### Problem
From the entries below, count every line that contains the word "바빴지만". Please give the number and nothing else.
+===+
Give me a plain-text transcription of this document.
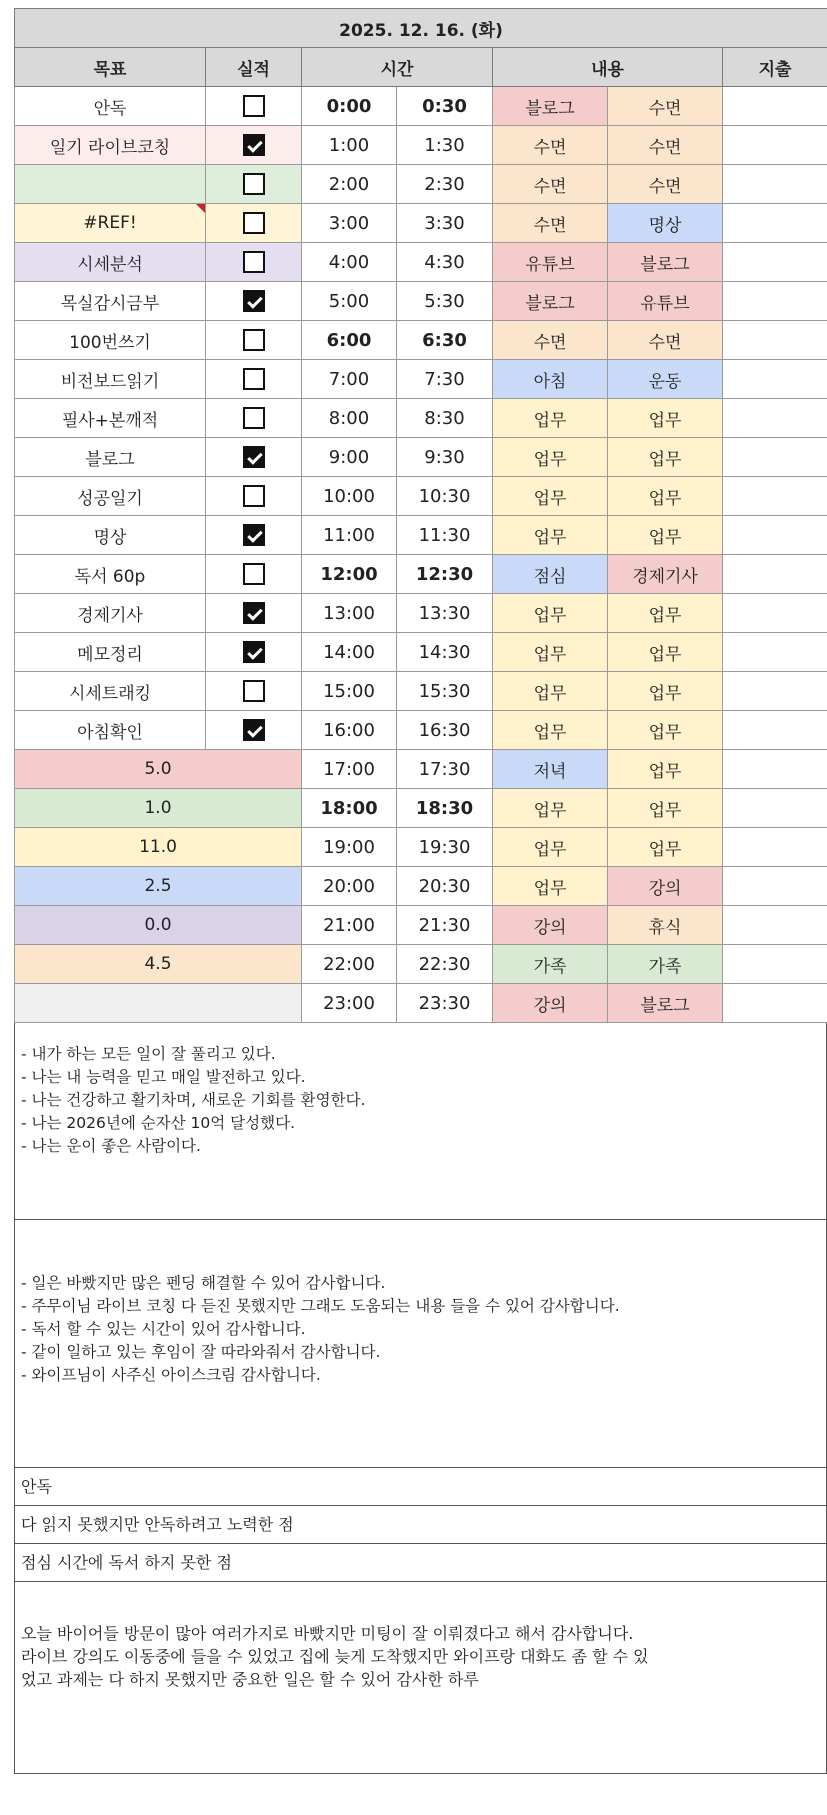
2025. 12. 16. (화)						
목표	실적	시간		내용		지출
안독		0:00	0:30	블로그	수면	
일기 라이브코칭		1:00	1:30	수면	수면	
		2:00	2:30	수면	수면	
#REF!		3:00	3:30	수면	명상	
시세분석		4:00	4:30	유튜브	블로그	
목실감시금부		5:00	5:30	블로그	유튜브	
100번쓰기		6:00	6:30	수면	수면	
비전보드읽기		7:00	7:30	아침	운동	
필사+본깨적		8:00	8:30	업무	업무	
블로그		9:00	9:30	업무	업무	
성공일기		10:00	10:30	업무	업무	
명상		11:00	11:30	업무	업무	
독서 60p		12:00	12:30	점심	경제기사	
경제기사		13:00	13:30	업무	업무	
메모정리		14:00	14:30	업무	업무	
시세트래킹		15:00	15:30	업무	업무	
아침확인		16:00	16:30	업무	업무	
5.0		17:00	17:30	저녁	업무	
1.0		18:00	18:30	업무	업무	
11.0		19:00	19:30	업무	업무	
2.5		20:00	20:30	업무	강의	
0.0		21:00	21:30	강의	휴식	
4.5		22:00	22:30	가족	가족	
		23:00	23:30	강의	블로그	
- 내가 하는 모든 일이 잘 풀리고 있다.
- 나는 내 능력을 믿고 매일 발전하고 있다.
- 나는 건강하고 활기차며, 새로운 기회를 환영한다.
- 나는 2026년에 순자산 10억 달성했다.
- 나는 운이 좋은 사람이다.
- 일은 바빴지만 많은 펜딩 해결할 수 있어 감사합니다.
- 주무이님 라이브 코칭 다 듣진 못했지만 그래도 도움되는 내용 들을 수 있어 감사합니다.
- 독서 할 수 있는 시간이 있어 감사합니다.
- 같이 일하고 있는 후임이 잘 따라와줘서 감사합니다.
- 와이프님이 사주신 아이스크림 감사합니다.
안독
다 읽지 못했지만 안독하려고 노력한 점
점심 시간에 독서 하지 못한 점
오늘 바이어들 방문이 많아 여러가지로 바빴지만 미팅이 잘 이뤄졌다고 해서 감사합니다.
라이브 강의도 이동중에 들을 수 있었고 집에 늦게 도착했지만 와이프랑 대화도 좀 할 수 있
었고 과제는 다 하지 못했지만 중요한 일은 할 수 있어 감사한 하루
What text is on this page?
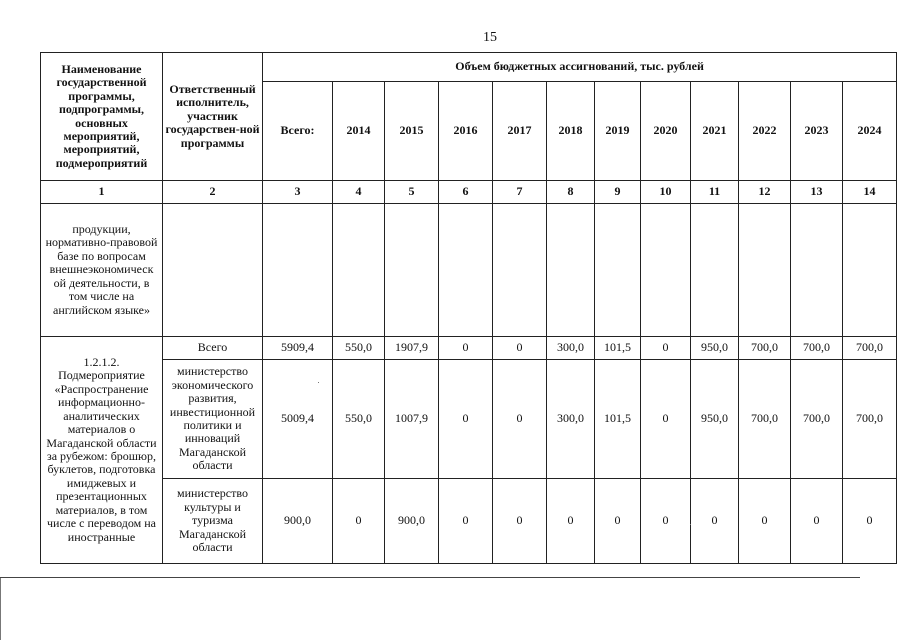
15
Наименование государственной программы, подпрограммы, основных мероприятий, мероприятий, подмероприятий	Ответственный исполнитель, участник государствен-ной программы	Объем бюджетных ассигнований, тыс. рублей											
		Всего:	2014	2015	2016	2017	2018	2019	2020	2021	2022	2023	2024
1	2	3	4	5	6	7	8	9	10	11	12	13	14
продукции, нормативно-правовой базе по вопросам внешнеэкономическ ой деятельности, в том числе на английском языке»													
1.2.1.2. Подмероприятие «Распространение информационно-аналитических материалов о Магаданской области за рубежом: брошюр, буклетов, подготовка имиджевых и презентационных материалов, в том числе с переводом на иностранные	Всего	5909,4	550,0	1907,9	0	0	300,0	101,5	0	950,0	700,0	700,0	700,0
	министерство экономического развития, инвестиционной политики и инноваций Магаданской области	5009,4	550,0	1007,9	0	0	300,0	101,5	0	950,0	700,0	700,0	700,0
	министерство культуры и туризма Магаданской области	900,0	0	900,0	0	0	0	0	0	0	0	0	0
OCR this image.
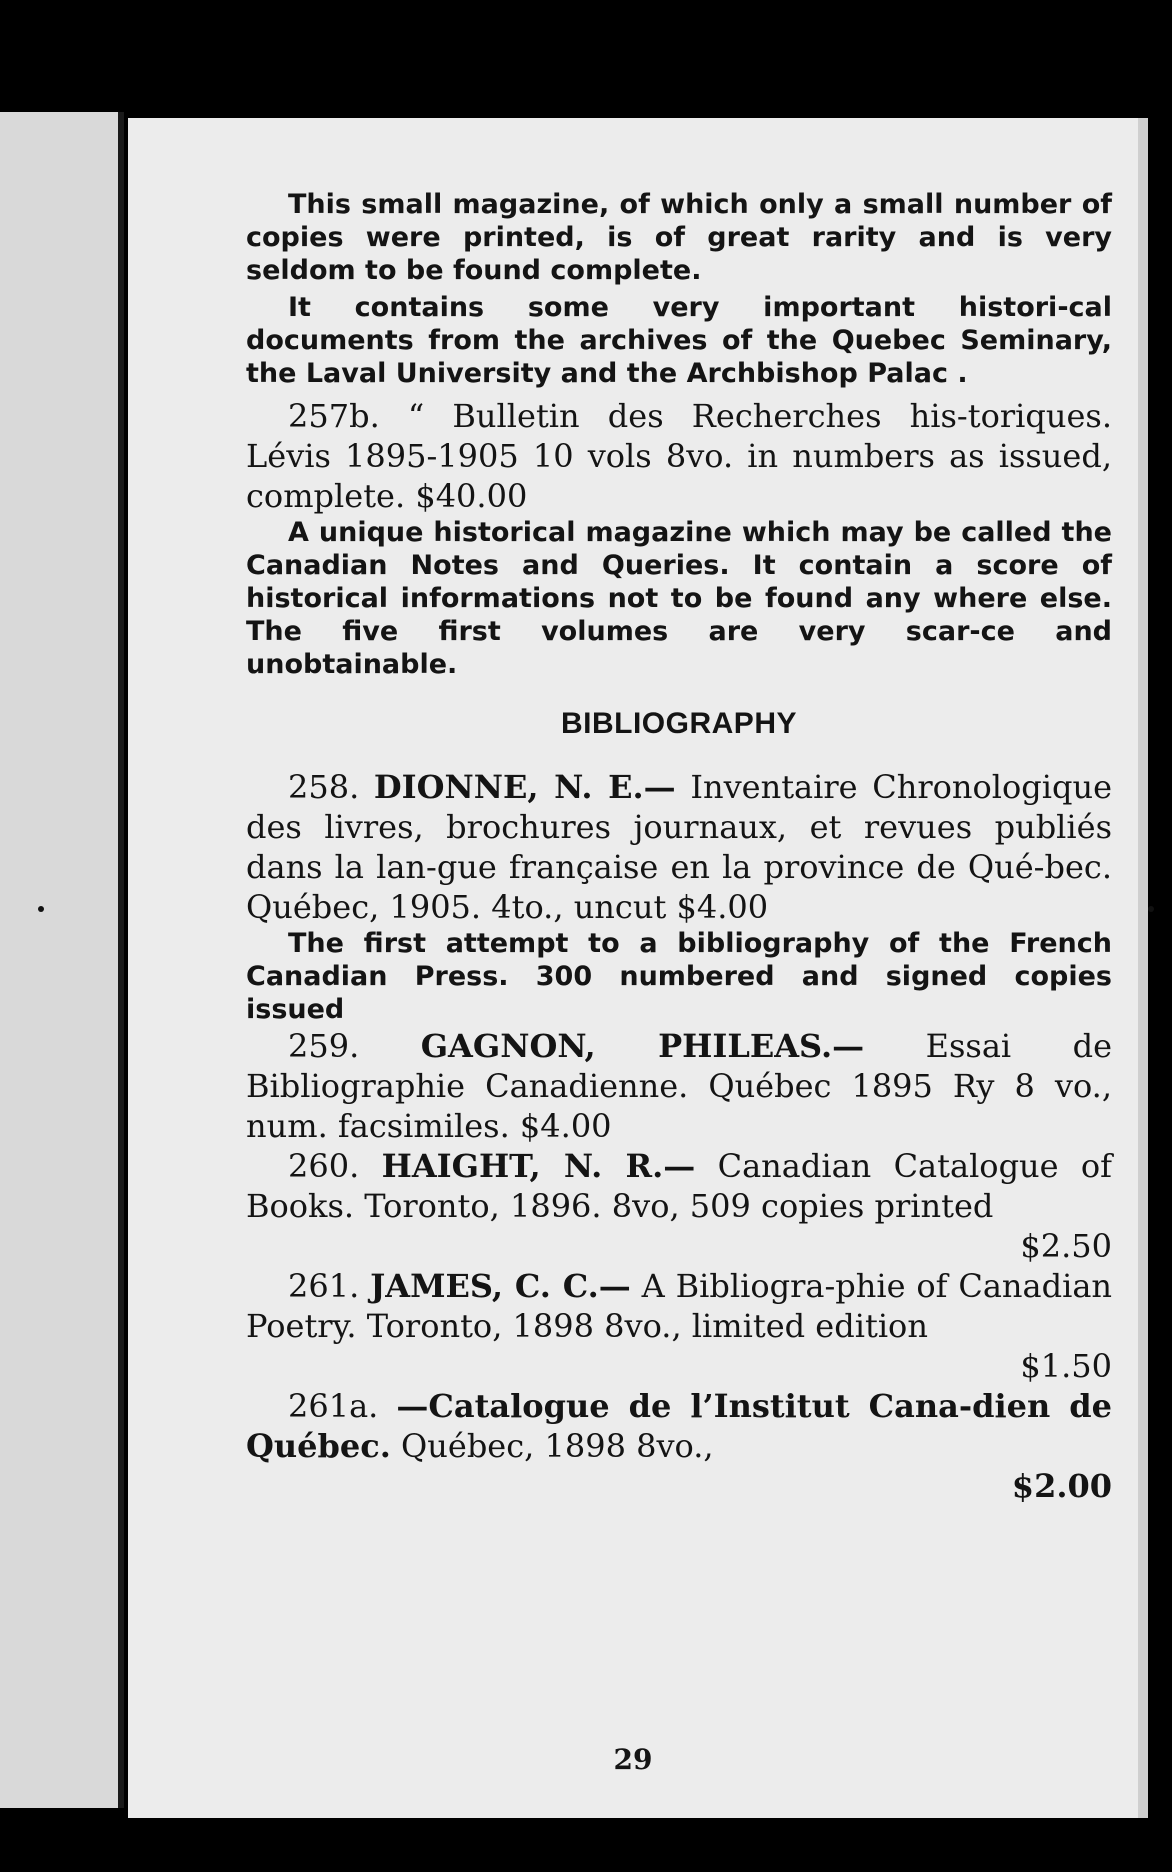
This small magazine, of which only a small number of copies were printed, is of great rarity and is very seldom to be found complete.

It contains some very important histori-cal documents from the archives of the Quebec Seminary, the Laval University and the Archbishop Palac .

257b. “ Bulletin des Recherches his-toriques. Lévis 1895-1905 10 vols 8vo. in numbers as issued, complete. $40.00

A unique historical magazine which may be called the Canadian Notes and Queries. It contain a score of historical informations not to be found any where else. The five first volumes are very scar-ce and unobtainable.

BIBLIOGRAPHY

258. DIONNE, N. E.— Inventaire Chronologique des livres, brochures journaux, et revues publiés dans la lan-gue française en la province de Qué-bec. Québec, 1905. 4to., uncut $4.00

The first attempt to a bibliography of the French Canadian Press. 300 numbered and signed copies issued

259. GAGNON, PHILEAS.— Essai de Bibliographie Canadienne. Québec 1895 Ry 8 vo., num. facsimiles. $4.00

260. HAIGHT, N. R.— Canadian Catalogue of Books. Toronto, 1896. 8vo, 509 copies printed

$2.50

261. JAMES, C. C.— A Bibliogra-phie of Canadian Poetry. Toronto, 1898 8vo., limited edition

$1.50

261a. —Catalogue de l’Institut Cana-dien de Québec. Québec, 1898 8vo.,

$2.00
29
+===+
### Result
2